**SET PROBLEM**
Repeat exactly each line of the data provided below.

— BEGIN —

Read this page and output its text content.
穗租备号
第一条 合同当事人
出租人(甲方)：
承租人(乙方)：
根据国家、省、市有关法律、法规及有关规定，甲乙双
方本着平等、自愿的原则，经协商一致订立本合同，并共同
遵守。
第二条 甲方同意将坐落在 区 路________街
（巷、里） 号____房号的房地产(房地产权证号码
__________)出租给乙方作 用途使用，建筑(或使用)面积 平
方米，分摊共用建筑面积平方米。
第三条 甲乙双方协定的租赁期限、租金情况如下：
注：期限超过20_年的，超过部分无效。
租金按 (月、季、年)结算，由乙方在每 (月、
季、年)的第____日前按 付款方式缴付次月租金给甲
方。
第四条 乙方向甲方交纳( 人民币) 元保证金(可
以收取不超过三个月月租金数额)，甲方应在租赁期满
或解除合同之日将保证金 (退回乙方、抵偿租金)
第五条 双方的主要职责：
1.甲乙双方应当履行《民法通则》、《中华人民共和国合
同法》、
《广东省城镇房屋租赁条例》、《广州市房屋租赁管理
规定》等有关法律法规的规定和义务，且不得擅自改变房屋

— END —

**OUTPUT FOR THIS TASK**
Read this page and output its text content.
穗租备号
第一条 合同当事人
出租人(甲方)：
承租人(乙方)：
根据国家、省、市有关法律、法规及有关规定，甲乙双
方本着平等、自愿的原则，经协商一致订立本合同，并共同
遵守。
第二条 甲方同意将坐落在 区 路________街
（巷、里） 号____房号的房地产(房地产权证号码
__________)出租给乙方作 用途使用，建筑(或使用)面积 平
方米，分摊共用建筑面积平方米。
第三条 甲乙双方协定的租赁期限、租金情况如下：
注：期限超过20_年的，超过部分无效。
租金按 (月、季、年)结算，由乙方在每 (月、
季、年)的第____日前按 付款方式缴付次月租金给甲
方。
第四条 乙方向甲方交纳( 人民币) 元保证金(可
以收取不超过三个月月租金数额)，甲方应在租赁期满
或解除合同之日将保证金 (退回乙方、抵偿租金)
第五条 双方的主要职责：
1.甲乙双方应当履行《民法通则》、《中华人民共和国合
同法》、
《广东省城镇房屋租赁条例》、《广州市房屋租赁管理
规定》等有关法律法规的规定和义务，且不得擅自改变房屋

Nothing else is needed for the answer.